Short problem
Below is some material; transcribe all of it exactly.

——

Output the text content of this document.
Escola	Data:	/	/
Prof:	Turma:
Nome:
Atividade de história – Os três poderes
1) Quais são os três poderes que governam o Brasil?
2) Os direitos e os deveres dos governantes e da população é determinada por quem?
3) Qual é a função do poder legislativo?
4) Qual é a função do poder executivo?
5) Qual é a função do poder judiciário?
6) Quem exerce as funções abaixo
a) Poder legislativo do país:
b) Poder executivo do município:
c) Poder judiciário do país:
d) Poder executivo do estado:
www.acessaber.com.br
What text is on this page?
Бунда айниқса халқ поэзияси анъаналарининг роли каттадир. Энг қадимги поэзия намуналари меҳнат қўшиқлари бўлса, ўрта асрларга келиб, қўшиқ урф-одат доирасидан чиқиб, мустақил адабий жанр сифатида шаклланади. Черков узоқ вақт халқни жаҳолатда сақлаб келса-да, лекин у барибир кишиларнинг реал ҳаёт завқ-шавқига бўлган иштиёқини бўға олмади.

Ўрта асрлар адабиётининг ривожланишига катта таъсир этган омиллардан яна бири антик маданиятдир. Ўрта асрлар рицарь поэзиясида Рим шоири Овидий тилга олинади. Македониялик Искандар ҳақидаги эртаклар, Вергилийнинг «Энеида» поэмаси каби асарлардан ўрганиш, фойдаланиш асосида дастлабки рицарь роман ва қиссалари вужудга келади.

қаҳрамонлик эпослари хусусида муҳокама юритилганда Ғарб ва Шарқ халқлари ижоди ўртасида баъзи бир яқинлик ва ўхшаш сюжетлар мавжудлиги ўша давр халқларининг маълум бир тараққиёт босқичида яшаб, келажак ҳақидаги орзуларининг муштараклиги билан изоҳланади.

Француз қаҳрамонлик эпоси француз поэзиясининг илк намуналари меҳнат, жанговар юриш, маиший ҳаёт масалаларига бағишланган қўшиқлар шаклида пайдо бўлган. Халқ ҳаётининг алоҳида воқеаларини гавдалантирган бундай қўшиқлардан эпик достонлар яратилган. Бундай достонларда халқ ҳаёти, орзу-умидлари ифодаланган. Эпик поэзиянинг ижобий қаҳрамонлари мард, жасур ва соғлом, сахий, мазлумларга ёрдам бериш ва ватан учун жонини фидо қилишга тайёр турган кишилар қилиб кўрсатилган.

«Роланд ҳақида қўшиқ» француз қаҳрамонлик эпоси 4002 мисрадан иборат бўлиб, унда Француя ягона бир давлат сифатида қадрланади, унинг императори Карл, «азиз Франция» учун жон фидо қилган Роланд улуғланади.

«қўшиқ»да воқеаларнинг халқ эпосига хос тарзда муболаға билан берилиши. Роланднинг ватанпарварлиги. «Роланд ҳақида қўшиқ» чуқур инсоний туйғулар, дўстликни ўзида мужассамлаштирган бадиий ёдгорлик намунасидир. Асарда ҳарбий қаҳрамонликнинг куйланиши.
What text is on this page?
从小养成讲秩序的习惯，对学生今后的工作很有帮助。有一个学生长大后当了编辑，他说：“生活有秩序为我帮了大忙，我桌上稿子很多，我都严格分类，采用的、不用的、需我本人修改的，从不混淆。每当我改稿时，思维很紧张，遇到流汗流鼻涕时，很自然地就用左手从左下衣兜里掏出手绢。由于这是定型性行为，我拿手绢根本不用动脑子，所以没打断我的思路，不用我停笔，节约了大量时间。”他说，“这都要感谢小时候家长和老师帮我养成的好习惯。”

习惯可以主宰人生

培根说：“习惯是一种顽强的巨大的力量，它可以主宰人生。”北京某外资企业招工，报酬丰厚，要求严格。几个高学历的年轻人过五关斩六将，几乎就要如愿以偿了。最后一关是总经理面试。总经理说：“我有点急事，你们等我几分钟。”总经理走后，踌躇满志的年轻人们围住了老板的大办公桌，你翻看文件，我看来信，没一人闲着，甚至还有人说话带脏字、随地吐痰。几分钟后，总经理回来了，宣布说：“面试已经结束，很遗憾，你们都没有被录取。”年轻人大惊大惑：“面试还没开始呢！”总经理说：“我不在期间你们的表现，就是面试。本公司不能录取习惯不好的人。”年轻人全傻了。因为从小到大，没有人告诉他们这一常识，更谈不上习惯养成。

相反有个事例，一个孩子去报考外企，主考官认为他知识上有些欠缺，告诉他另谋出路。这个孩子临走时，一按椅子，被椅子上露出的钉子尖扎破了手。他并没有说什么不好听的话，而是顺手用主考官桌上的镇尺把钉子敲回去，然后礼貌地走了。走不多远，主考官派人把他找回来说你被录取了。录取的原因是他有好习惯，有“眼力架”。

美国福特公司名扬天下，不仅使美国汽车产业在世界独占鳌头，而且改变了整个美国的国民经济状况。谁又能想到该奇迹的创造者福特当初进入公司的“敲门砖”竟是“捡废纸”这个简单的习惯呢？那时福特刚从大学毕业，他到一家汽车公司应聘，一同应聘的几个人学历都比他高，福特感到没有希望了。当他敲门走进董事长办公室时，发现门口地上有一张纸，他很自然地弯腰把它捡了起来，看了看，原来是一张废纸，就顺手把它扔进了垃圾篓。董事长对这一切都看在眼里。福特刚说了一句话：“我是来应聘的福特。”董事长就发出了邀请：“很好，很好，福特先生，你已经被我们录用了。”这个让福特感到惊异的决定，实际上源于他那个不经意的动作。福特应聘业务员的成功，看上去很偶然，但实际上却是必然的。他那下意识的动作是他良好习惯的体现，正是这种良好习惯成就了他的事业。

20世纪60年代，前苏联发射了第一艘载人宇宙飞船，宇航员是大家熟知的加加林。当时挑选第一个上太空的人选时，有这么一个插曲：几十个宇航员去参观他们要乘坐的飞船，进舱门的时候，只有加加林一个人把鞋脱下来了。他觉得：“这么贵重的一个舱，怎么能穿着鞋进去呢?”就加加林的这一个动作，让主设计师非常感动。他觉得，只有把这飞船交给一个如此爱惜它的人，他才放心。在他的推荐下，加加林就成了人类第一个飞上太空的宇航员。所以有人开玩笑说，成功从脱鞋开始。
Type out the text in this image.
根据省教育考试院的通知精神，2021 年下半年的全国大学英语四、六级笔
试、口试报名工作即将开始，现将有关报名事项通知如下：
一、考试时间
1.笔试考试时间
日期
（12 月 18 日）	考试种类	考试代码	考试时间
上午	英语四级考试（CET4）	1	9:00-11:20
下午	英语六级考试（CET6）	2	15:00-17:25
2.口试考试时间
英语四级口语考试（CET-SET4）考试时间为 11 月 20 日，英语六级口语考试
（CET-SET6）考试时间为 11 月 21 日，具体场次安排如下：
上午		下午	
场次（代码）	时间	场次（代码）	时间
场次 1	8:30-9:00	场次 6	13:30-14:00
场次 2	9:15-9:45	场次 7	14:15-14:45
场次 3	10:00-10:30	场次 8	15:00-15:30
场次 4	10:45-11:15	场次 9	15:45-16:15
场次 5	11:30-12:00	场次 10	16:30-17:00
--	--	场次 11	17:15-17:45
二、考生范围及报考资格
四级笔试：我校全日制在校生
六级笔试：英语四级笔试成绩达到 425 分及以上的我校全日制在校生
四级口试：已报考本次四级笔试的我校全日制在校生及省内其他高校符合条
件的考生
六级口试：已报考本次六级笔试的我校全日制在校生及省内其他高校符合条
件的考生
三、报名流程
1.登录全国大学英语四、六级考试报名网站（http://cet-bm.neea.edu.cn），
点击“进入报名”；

——

Response
Output the text content of this document.
Escola	Data:	/	/
Prof:	Turma:
Nome:
Atividade de história – Os três poderes
1) Quais são os três poderes que governam o Brasil?
2) Os direitos e os deveres dos governantes e da população é determinada por quem?
3) Qual é a função do poder legislativo?
4) Qual é a função do poder executivo?
5) Qual é a função do poder judiciário?
6) Quem exerce as funções abaixo
a) Poder legislativo do país:
b) Poder executivo do município:
c) Poder judiciário do país:
d) Poder executivo do estado:
www.acessaber.com.br
What text is on this page?
Бунда айниқса халқ поэзияси анъаналарининг роли каттадир. Энг қадимги поэзия намуналари меҳнат қўшиқлари бўлса, ўрта асрларга келиб, қўшиқ урф-одат доирасидан чиқиб, мустақил адабий жанр сифатида шаклланади. Черков узоқ вақт халқни жаҳолатда сақлаб келса-да, лекин у барибир кишиларнинг реал ҳаёт завқ-шавқига бўлган иштиёқини бўға олмади.

Ўрта асрлар адабиётининг ривожланишига катта таъсир этган омиллардан яна бири антик маданиятдир. Ўрта асрлар рицарь поэзиясида Рим шоири Овидий тилга олинади. Македониялик Искандар ҳақидаги эртаклар, Вергилийнинг «Энеида» поэмаси каби асарлардан ўрганиш, фойдаланиш асосида дастлабки рицарь роман ва қиссалари вужудга келади.

қаҳрамонлик эпослари хусусида муҳокама юритилганда Ғарб ва Шарқ халқлари ижоди ўртасида баъзи бир яқинлик ва ўхшаш сюжетлар мавжудлиги ўша давр халқларининг маълум бир тараққиёт босқичида яшаб, келажак ҳақидаги орзуларининг муштараклиги билан изоҳланади.

Француз қаҳрамонлик эпоси француз поэзиясининг илк намуналари меҳнат, жанговар юриш, маиший ҳаёт масалаларига бағишланган қўшиқлар шаклида пайдо бўлган. Халқ ҳаётининг алоҳида воқеаларини гавдалантирган бундай қўшиқлардан эпик достонлар яратилган. Бундай достонларда халқ ҳаёти, орзу-умидлари ифодаланган. Эпик поэзиянинг ижобий қаҳрамонлари мард, жасур ва соғлом, сахий, мазлумларга ёрдам бериш ва ватан учун жонини фидо қилишга тайёр турган кишилар қилиб кўрсатилган.

«Роланд ҳақида қўшиқ» француз қаҳрамонлик эпоси 4002 мисрадан иборат бўлиб, унда Француя ягона бир давлат сифатида қадрланади, унинг императори Карл, «азиз Франция» учун жон фидо қилган Роланд улуғланади.

«қўшиқ»да воқеаларнинг халқ эпосига хос тарзда муболаға билан берилиши. Роланднинг ватанпарварлиги. «Роланд ҳақида қўшиқ» чуқур инсоний туйғулар, дўстликни ўзида мужассамлаштирган бадиий ёдгорлик намунасидир. Асарда ҳарбий қаҳрамонликнинг куйланиши.
What text is on this page?
从小养成讲秩序的习惯，对学生今后的工作很有帮助。有一个学生长大后当了编辑，他说：“生活有秩序为我帮了大忙，我桌上稿子很多，我都严格分类，采用的、不用的、需我本人修改的，从不混淆。每当我改稿时，思维很紧张，遇到流汗流鼻涕时，很自然地就用左手从左下衣兜里掏出手绢。由于这是定型性行为，我拿手绢根本不用动脑子，所以没打断我的思路，不用我停笔，节约了大量时间。”他说，“这都要感谢小时候家长和老师帮我养成的好习惯。”

习惯可以主宰人生

培根说：“习惯是一种顽强的巨大的力量，它可以主宰人生。”北京某外资企业招工，报酬丰厚，要求严格。几个高学历的年轻人过五关斩六将，几乎就要如愿以偿了。最后一关是总经理面试。总经理说：“我有点急事，你们等我几分钟。”总经理走后，踌躇满志的年轻人们围住了老板的大办公桌，你翻看文件，我看来信，没一人闲着，甚至还有人说话带脏字、随地吐痰。几分钟后，总经理回来了，宣布说：“面试已经结束，很遗憾，你们都没有被录取。”年轻人大惊大惑：“面试还没开始呢！”总经理说：“我不在期间你们的表现，就是面试。本公司不能录取习惯不好的人。”年轻人全傻了。因为从小到大，没有人告诉他们这一常识，更谈不上习惯养成。

相反有个事例，一个孩子去报考外企，主考官认为他知识上有些欠缺，告诉他另谋出路。这个孩子临走时，一按椅子，被椅子上露出的钉子尖扎破了手。他并没有说什么不好听的话，而是顺手用主考官桌上的镇尺把钉子敲回去，然后礼貌地走了。走不多远，主考官派人把他找回来说你被录取了。录取的原因是他有好习惯，有“眼力架”。

美国福特公司名扬天下，不仅使美国汽车产业在世界独占鳌头，而且改变了整个美国的国民经济状况。谁又能想到该奇迹的创造者福特当初进入公司的“敲门砖”竟是“捡废纸”这个简单的习惯呢？那时福特刚从大学毕业，他到一家汽车公司应聘，一同应聘的几个人学历都比他高，福特感到没有希望了。当他敲门走进董事长办公室时，发现门口地上有一张纸，他很自然地弯腰把它捡了起来，看了看，原来是一张废纸，就顺手把它扔进了垃圾篓。董事长对这一切都看在眼里。福特刚说了一句话：“我是来应聘的福特。”董事长就发出了邀请：“很好，很好，福特先生，你已经被我们录用了。”这个让福特感到惊异的决定，实际上源于他那个不经意的动作。福特应聘业务员的成功，看上去很偶然，但实际上却是必然的。他那下意识的动作是他良好习惯的体现，正是这种良好习惯成就了他的事业。

20世纪60年代，前苏联发射了第一艘载人宇宙飞船，宇航员是大家熟知的加加林。当时挑选第一个上太空的人选时，有这么一个插曲：几十个宇航员去参观他们要乘坐的飞船，进舱门的时候，只有加加林一个人把鞋脱下来了。他觉得：“这么贵重的一个舱，怎么能穿着鞋进去呢?”就加加林的这一个动作，让主设计师非常感动。他觉得，只有把这飞船交给一个如此爱惜它的人，他才放心。在他的推荐下，加加林就成了人类第一个飞上太空的宇航员。所以有人开玩笑说，成功从脱鞋开始。
Type out the text in this image.
根据省教育考试院的通知精神，2021 年下半年的全国大学英语四、六级笔
试、口试报名工作即将开始，现将有关报名事项通知如下：
一、考试时间
1.笔试考试时间
日期
（12 月 18 日）	考试种类	考试代码	考试时间
上午	英语四级考试（CET4）	1	9:00-11:20
下午	英语六级考试（CET6）	2	15:00-17:25
2.口试考试时间
英语四级口语考试（CET-SET4）考试时间为 11 月 20 日，英语六级口语考试
（CET-SET6）考试时间为 11 月 21 日，具体场次安排如下：
上午		下午	
场次（代码）	时间	场次（代码）	时间
场次 1	8:30-9:00	场次 6	13:30-14:00
场次 2	9:15-9:45	场次 7	14:15-14:45
场次 3	10:00-10:30	场次 8	15:00-15:30
场次 4	10:45-11:15	场次 9	15:45-16:15
场次 5	11:30-12:00	场次 10	16:30-17:00
--	--	场次 11	17:15-17:45
二、考生范围及报考资格
四级笔试：我校全日制在校生
六级笔试：英语四级笔试成绩达到 425 分及以上的我校全日制在校生
四级口试：已报考本次四级笔试的我校全日制在校生及省内其他高校符合条
件的考生
六级口试：已报考本次六级笔试的我校全日制在校生及省内其他高校符合条
件的考生
三、报名流程
1.登录全国大学英语四、六级考试报名网站（http://cet-bm.neea.edu.cn），
点击“进入报名”；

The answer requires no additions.